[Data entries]
====

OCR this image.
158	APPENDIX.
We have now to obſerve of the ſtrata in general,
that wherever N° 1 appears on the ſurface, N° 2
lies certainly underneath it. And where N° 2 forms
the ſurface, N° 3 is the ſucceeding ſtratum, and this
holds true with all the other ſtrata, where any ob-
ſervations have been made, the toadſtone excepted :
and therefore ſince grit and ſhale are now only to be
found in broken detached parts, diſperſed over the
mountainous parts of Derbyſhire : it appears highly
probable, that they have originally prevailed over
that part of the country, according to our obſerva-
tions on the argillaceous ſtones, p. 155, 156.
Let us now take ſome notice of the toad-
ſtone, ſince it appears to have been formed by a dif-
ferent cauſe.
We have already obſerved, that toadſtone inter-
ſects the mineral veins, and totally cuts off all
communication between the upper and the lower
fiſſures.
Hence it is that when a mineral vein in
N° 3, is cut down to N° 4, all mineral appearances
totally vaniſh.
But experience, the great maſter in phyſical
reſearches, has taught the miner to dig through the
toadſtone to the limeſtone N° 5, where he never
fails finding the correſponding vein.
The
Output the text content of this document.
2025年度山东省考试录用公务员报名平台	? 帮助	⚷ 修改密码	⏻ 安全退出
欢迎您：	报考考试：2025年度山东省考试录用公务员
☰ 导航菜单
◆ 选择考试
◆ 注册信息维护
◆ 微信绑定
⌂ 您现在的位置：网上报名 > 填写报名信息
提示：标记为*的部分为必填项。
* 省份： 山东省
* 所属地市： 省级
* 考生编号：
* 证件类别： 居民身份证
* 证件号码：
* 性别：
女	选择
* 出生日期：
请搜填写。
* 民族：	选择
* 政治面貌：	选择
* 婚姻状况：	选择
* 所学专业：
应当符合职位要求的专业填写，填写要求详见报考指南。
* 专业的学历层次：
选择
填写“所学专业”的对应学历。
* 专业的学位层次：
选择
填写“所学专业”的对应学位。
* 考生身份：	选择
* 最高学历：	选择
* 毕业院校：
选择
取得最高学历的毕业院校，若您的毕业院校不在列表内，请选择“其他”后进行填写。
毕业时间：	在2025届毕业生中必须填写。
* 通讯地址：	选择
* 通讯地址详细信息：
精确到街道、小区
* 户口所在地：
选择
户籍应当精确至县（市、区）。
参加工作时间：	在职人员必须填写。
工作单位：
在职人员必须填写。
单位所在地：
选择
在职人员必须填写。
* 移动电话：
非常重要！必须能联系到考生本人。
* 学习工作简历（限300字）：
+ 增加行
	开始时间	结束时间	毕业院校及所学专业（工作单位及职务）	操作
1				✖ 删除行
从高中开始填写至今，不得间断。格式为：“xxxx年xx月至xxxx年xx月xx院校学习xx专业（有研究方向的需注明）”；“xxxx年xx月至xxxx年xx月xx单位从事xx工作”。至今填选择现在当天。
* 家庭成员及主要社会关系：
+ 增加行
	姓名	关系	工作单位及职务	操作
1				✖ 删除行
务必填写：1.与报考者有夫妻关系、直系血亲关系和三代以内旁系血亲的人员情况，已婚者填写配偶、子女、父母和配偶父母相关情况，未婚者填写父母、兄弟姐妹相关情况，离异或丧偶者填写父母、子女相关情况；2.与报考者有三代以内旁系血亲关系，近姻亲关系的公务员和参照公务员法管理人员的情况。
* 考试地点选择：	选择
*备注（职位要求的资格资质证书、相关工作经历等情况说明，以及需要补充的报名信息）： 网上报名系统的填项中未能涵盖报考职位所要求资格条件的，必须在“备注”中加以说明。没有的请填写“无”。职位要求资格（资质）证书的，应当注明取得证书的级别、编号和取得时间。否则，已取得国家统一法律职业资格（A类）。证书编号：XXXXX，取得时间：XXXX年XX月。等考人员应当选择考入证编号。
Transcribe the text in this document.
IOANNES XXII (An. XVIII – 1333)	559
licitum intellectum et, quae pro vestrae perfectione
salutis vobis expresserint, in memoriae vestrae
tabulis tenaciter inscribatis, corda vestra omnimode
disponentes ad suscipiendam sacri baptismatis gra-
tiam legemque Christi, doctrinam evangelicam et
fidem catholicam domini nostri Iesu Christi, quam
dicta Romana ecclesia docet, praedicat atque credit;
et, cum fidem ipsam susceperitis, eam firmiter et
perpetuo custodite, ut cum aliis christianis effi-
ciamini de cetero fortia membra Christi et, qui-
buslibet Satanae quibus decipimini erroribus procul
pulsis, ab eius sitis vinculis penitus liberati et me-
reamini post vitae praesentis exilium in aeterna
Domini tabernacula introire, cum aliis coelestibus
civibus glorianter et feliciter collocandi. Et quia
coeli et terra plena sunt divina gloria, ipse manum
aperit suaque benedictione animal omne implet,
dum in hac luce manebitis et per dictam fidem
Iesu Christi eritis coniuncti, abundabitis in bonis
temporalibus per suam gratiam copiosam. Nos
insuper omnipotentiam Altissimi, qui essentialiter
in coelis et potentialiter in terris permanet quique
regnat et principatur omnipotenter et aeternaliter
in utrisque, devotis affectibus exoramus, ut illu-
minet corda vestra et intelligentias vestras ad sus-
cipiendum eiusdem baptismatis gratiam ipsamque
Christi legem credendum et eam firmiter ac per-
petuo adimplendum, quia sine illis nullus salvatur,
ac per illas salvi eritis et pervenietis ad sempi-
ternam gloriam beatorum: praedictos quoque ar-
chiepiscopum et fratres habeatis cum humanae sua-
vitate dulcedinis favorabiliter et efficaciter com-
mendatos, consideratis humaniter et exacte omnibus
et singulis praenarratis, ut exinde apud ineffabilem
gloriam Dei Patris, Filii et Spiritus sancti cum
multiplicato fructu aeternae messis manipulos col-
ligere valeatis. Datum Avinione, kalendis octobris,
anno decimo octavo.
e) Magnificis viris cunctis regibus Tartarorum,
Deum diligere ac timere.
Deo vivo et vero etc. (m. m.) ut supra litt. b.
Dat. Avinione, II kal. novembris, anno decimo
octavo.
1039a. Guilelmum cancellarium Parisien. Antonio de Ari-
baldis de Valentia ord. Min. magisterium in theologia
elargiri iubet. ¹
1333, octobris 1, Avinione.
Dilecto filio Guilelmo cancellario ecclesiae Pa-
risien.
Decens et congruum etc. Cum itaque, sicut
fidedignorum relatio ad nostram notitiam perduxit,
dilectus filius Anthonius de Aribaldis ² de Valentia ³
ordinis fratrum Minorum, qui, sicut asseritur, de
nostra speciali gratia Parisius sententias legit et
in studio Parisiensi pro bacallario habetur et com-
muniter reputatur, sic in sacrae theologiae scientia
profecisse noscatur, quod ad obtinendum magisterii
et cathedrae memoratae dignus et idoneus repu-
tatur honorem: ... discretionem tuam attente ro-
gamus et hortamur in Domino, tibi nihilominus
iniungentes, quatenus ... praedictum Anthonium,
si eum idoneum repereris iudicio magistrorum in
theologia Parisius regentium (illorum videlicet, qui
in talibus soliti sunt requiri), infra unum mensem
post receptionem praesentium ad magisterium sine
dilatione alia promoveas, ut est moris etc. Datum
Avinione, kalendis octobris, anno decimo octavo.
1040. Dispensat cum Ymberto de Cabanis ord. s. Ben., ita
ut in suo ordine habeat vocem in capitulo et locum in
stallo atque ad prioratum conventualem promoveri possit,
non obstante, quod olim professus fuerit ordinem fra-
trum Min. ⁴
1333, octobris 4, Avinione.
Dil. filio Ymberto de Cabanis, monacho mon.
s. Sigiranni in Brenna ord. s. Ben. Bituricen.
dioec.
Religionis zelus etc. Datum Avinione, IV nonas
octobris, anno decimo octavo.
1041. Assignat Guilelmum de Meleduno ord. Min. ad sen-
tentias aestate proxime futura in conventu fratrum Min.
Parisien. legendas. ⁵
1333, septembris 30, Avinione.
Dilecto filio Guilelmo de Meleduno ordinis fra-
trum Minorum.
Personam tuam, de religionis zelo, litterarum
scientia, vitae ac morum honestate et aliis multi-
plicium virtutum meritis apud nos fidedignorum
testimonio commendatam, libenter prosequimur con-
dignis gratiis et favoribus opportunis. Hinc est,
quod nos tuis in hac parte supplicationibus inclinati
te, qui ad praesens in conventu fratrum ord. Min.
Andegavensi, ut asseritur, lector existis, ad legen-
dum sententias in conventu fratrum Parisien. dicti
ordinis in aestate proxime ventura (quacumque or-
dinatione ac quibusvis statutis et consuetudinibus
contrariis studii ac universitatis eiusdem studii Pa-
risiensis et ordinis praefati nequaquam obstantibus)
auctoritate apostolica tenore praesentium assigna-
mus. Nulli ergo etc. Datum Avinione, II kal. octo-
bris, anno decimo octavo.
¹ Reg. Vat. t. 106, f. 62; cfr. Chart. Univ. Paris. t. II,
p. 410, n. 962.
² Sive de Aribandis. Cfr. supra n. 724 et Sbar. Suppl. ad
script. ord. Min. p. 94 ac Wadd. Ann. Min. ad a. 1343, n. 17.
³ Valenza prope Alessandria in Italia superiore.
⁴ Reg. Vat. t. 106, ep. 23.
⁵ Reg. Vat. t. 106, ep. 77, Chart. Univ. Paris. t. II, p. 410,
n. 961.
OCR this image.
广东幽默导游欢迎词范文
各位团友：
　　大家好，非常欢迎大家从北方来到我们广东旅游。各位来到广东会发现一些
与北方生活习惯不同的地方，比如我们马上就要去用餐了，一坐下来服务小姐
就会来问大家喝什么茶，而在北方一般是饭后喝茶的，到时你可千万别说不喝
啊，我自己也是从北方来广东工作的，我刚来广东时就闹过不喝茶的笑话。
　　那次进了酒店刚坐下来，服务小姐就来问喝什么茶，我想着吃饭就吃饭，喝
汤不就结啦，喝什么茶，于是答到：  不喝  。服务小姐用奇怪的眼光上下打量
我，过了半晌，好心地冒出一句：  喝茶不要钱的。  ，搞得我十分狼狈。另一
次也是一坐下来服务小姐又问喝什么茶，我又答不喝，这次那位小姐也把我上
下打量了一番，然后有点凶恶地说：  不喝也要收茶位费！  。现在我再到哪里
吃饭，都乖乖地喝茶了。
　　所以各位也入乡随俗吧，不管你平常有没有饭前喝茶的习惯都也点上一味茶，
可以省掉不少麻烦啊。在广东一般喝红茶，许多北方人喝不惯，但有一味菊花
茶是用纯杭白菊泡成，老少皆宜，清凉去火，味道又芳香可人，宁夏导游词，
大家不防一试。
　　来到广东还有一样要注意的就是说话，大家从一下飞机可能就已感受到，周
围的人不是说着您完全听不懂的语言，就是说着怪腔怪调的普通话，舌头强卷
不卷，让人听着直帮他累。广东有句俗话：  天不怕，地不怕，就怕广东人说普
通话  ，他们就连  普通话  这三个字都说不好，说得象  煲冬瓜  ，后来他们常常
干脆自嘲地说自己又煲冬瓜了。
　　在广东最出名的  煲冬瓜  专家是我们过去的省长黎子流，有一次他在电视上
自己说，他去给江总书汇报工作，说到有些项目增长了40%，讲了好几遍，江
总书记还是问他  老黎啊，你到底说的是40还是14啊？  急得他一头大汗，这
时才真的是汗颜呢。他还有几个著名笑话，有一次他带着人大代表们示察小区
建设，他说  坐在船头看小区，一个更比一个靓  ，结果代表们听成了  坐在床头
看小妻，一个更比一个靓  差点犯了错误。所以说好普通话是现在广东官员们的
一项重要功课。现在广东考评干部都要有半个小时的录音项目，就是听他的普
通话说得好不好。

====

• Goal of the exercise
From the material above, gather all lines that include the string "decimo" and copy them.

• Answer
anno decimo octavo.
Dat. Avinione, II kal. novembris, anno decimo
Avinione, kalendis octobris, anno decimo octavo.
octobris, anno decimo octavo.
bris, anno decimo octavo.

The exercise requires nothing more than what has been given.